## SOURCE
------------------------------------------------------------

I love it. But it hurts me.
It hurts me because my brain keeps going end over end, a tin pail tossed down a bumpy hill. Her talk is empowering, motivating, infuriating, flummoxing, both a confirmation of all that I’ve ever wanted to be and a refutation of it at the very same time. We want to trust our audiences and give away our stories but then my bowels kink and that other side kicks in, the blue-collar work-ethic of the pigment-maker and house-cleaner, can trust pay my bills and can free feed my family — if I fall backward, who would catch me? But the very act of choosing art-as-life is already an act of trust and hope and grabbing dreams out of the ether like leashing a fucking unicorn (not fucking a leashed unicorn because what is wrong with you?), and, and, and —
What does all this mean for writers, for storytellers? Music is a more complicated (and perhaps crueler) beast — an industry so unkind some of its hottest artists have gone poor, an industry ready to sue the tits off of everybody and everything hoping to ensure that someone who steals a song does more time in jail that someone who strangles an old lady for the ten dollars she hides in the foot of her walker. Musicians are visible, public, they go out in to the world, they can be the begging hat, the money cup, but writers are solitary shadows, we don’t see people at all.
Though, that’s not true at all, not today, not with the Internet. Now we gather in our little digital tribes and we connect with people in ways we never did — which AFP points out, of course. Look back and you see how it really has changed. When I read stories as a kid the authors were distant, separate from the tales they were telling, but that’s no longer true. The artists are present, the storytellers are here, practically next to me, able to answer me if I ask them a question. They’re no longer separate entities from their tales — we’ve entered the age not of Art, perhaps, but of the Artist (and once again AFP is there as evidence of this).
Can the Artist be anonymous?
Can the Artist be disconnected?
Is the Author separate from the story and from the audience who receives it?
Is that even possible anymore?
So then I gotta ask — what does this all mean?
For writers and storytellers — those who write books, make comics, present films — what do we do? How do we take this tip-of-the-iceberg talk (for so much of the mountain lurks beneath the water) and make it real? How to put it in practice? Is it about giving things away? Everything? Something? Can that work for people who have no audience to start with? Can you just step out from the shadows of an unseen life and take that leap and hope someone will catch you by way of reading your work and putting a couple-few dollars in your pocket?

------------------------------------------------------------

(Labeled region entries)
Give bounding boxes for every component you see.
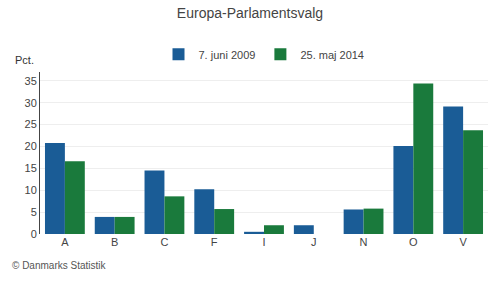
svg-text:20: 20	[25, 140, 37, 152]
svg-text:35: 35	[25, 75, 37, 87]
svg-text:15: 15	[25, 162, 37, 174]
svg-text:B: B	[111, 236, 118, 248]
svg-text:© Danmarks Statistik: © Danmarks Statistik	[12, 260, 107, 271]
svg-text:O: O	[409, 236, 418, 248]
svg-text:25: 25	[25, 118, 37, 130]
svg-text:0: 0	[31, 228, 37, 240]
svg-text:30: 30	[25, 97, 37, 109]
svg-text:C: C	[160, 236, 168, 248]
svg-text:A: A	[61, 236, 69, 248]
svg-text:V: V	[459, 236, 467, 248]
svg-text:10: 10	[25, 184, 37, 196]
svg-text:7. juni 2009: 7. juni 2009	[199, 49, 256, 61]
svg-text:I: I	[262, 236, 265, 248]
svg-text:5: 5	[31, 206, 37, 218]
svg-text:Europa-Parlamentsvalg: Europa-Parlamentsvalg	[177, 5, 323, 21]
svg-text:N: N	[360, 236, 368, 248]
svg-text:Pct.: Pct.	[15, 54, 34, 66]
svg-text:J: J	[311, 236, 317, 248]
svg-text:25. maj 2014: 25. maj 2014	[300, 49, 364, 61]
svg-text:F: F	[211, 236, 218, 248]
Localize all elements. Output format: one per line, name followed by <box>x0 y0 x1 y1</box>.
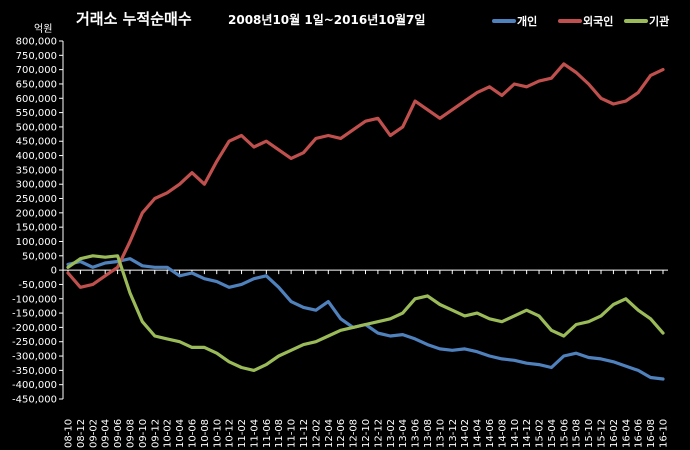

------------------------------------------------------------

## REQUIRED TASKS
1. For each statement below, say whether it agrees with the essay, answering yes or no and quoting the essay's deciding words. (a) The essay calls music a kinder industry. (b) The essay says that when its writer read stories as a kid, the authors were distant from their tales. (c) The essay says people now gather in little digital tribes.
2. List every adjective the essay uses to describe the talk in the sentence that begins "Her talk is".

## SOLUTIONS
1.
(a) No: "Music is a more complicated (and perhaps crueler) beast"
(b) Yes: "When I read stories as a kid the authors were distant, separate from the tales they were telling"
(c) Yes: "Now we gather in our little digital tribes"

2. empowering, motivating, infuriating, flummoxing